RECORDED INFORMATION start

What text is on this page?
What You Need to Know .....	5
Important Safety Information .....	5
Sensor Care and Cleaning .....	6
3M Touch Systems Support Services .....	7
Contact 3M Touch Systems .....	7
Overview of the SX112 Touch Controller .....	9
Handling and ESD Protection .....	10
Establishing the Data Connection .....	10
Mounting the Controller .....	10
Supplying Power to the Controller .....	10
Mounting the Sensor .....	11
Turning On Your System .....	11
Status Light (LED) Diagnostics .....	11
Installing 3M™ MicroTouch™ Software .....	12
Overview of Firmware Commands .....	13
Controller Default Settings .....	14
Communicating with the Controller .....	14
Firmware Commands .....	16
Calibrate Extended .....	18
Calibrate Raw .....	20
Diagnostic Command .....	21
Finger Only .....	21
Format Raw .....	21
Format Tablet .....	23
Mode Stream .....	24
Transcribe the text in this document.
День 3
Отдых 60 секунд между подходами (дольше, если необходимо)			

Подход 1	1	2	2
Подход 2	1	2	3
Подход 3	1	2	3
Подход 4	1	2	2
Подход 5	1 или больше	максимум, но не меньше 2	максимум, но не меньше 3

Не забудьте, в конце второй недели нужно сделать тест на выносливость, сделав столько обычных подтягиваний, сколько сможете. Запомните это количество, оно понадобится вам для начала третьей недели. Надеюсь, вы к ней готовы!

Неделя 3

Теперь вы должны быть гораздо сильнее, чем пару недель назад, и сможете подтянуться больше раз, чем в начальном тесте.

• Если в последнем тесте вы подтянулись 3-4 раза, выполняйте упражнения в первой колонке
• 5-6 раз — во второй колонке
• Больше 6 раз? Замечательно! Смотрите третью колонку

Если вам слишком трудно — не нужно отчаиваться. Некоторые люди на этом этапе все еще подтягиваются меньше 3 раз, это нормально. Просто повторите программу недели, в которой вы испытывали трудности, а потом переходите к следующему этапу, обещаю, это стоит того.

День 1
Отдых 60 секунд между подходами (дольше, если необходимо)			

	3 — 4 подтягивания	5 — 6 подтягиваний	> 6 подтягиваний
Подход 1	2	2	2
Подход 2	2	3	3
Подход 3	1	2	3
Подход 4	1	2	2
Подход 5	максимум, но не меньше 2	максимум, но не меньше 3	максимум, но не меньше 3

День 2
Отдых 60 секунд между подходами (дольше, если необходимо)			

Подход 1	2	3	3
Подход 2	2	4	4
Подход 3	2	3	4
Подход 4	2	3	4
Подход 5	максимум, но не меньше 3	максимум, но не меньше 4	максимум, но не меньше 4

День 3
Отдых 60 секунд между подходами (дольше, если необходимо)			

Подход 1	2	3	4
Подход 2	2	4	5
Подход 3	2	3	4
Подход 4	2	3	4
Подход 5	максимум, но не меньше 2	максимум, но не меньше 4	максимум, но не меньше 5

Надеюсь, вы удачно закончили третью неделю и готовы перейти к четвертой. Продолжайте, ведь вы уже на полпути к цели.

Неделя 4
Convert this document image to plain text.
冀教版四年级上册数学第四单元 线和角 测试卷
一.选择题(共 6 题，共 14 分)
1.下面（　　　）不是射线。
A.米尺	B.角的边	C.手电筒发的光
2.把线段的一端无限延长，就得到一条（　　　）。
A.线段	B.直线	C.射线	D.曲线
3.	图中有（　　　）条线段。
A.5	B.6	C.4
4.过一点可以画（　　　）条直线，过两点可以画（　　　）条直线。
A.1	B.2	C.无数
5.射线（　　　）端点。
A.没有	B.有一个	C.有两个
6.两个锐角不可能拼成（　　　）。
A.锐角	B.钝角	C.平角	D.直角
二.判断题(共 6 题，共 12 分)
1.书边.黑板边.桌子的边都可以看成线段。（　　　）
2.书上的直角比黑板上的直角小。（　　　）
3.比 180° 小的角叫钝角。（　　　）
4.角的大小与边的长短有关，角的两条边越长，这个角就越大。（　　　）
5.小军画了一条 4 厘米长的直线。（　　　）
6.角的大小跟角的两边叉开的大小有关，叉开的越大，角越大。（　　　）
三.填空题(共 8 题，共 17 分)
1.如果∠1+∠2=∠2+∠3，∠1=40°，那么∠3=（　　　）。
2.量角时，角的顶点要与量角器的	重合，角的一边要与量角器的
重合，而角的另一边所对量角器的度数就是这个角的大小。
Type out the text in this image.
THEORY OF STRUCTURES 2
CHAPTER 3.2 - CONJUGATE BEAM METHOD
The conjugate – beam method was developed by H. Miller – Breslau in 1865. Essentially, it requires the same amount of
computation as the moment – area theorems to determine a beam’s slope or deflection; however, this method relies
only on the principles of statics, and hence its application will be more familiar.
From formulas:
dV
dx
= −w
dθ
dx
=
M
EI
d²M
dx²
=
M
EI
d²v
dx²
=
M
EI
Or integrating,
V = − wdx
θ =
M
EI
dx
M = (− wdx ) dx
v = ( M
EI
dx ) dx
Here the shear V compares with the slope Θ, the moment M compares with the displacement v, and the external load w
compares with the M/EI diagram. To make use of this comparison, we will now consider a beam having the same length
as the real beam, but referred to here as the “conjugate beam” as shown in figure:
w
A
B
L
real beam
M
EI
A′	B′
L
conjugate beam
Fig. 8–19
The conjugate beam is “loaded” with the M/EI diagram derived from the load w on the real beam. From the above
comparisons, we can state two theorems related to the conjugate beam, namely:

RECORDED INFORMATION end

→ **EXERCISE PROMPT**: Repeat the listing in full, keeping every line exactly as it is.

→ **RESPONSE**:
What text is on this page?
What You Need to Know .....	5
Important Safety Information .....	5
Sensor Care and Cleaning .....	6
3M Touch Systems Support Services .....	7
Contact 3M Touch Systems .....	7
Overview of the SX112 Touch Controller .....	9
Handling and ESD Protection .....	10
Establishing the Data Connection .....	10
Mounting the Controller .....	10
Supplying Power to the Controller .....	10
Mounting the Sensor .....	11
Turning On Your System .....	11
Status Light (LED) Diagnostics .....	11
Installing 3M™ MicroTouch™ Software .....	12
Overview of Firmware Commands .....	13
Controller Default Settings .....	14
Communicating with the Controller .....	14
Firmware Commands .....	16
Calibrate Extended .....	18
Calibrate Raw .....	20
Diagnostic Command .....	21
Finger Only .....	21
Format Raw .....	21
Format Tablet .....	23
Mode Stream .....	24
Transcribe the text in this document.
День 3
Отдых 60 секунд между подходами (дольше, если необходимо)			

Подход 1	1	2	2
Подход 2	1	2	3
Подход 3	1	2	3
Подход 4	1	2	2
Подход 5	1 или больше	максимум, но не меньше 2	максимум, но не меньше 3

Не забудьте, в конце второй недели нужно сделать тест на выносливость, сделав столько обычных подтягиваний, сколько сможете. Запомните это количество, оно понадобится вам для начала третьей недели. Надеюсь, вы к ней готовы!

Неделя 3

Теперь вы должны быть гораздо сильнее, чем пару недель назад, и сможете подтянуться больше раз, чем в начальном тесте.

• Если в последнем тесте вы подтянулись 3-4 раза, выполняйте упражнения в первой колонке
• 5-6 раз — во второй колонке
• Больше 6 раз? Замечательно! Смотрите третью колонку

Если вам слишком трудно — не нужно отчаиваться. Некоторые люди на этом этапе все еще подтягиваются меньше 3 раз, это нормально. Просто повторите программу недели, в которой вы испытывали трудности, а потом переходите к следующему этапу, обещаю, это стоит того.

День 1
Отдых 60 секунд между подходами (дольше, если необходимо)			

	3 — 4 подтягивания	5 — 6 подтягиваний	> 6 подтягиваний
Подход 1	2	2	2
Подход 2	2	3	3
Подход 3	1	2	3
Подход 4	1	2	2
Подход 5	максимум, но не меньше 2	максимум, но не меньше 3	максимум, но не меньше 3

День 2
Отдых 60 секунд между подходами (дольше, если необходимо)			

Подход 1	2	3	3
Подход 2	2	4	4
Подход 3	2	3	4
Подход 4	2	3	4
Подход 5	максимум, но не меньше 3	максимум, но не меньше 4	максимум, но не меньше 4

День 3
Отдых 60 секунд между подходами (дольше, если необходимо)			

Подход 1	2	3	4
Подход 2	2	4	5
Подход 3	2	3	4
Подход 4	2	3	4
Подход 5	максимум, но не меньше 2	максимум, но не меньше 4	максимум, но не меньше 5

Надеюсь, вы удачно закончили третью неделю и готовы перейти к четвертой. Продолжайте, ведь вы уже на полпути к цели.

Неделя 4
Convert this document image to plain text.
冀教版四年级上册数学第四单元 线和角 测试卷
一.选择题(共 6 题，共 14 分)
1.下面（　　　）不是射线。
A.米尺	B.角的边	C.手电筒发的光
2.把线段的一端无限延长，就得到一条（　　　）。
A.线段	B.直线	C.射线	D.曲线
3.	图中有（　　　）条线段。
A.5	B.6	C.4
4.过一点可以画（　　　）条直线，过两点可以画（　　　）条直线。
A.1	B.2	C.无数
5.射线（　　　）端点。
A.没有	B.有一个	C.有两个
6.两个锐角不可能拼成（　　　）。
A.锐角	B.钝角	C.平角	D.直角
二.判断题(共 6 题，共 12 分)
1.书边.黑板边.桌子的边都可以看成线段。（　　　）
2.书上的直角比黑板上的直角小。（　　　）
3.比 180° 小的角叫钝角。（　　　）
4.角的大小与边的长短有关，角的两条边越长，这个角就越大。（　　　）
5.小军画了一条 4 厘米长的直线。（　　　）
6.角的大小跟角的两边叉开的大小有关，叉开的越大，角越大。（　　　）
三.填空题(共 8 题，共 17 分)
1.如果∠1+∠2=∠2+∠3，∠1=40°，那么∠3=（　　　）。
2.量角时，角的顶点要与量角器的	重合，角的一边要与量角器的
重合，而角的另一边所对量角器的度数就是这个角的大小。
Type out the text in this image.
THEORY OF STRUCTURES 2
CHAPTER 3.2 - CONJUGATE BEAM METHOD
The conjugate – beam method was developed by H. Miller – Breslau in 1865. Essentially, it requires the same amount of
computation as the moment – area theorems to determine a beam’s slope or deflection; however, this method relies
only on the principles of statics, and hence its application will be more familiar.
From formulas:
dV
dx
= −w
dθ
dx
=
M
EI
d²M
dx²
=
M
EI
d²v
dx²
=
M
EI
Or integrating,
V = − wdx
θ =
M
EI
dx
M = (− wdx ) dx
v = ( M
EI
dx ) dx
Here the shear V compares with the slope Θ, the moment M compares with the displacement v, and the external load w
compares with the M/EI diagram. To make use of this comparison, we will now consider a beam having the same length
as the real beam, but referred to here as the “conjugate beam” as shown in figure:
w
A
B
L
real beam
M
EI
A′	B′
L
conjugate beam
Fig. 8–19
The conjugate beam is “loaded” with the M/EI diagram derived from the load w on the real beam. From the above
comparisons, we can state two theorems related to the conjugate beam, namely:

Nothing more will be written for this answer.